** TASK DETAILS **
Return all lines with the word "Пани" in them.

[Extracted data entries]
============================================================

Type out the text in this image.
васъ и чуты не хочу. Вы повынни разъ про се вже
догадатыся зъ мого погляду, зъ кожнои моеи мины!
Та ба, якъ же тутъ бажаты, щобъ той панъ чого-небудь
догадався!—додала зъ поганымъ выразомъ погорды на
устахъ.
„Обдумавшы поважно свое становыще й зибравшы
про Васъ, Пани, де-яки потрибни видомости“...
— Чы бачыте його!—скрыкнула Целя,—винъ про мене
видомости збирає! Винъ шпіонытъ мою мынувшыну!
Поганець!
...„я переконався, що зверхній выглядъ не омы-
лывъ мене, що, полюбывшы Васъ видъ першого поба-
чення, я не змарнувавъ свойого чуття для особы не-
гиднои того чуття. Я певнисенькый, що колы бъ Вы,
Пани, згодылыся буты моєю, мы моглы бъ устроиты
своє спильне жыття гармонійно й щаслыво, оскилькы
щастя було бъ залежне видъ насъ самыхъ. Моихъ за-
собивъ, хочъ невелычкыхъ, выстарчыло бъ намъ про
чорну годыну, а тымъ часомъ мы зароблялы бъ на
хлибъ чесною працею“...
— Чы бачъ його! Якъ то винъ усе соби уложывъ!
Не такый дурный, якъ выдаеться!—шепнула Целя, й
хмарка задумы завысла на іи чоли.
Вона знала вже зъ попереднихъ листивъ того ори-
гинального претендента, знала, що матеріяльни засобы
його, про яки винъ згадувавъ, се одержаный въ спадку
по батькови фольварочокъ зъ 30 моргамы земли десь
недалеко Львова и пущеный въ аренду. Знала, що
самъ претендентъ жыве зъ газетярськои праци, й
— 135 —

============================================================

** RESULT OF THE EXERCISE **
про Васъ, Пани, де-яки потрибни видомости“...
Пани, згодылыся буты моєю, мы моглы бъ устроиты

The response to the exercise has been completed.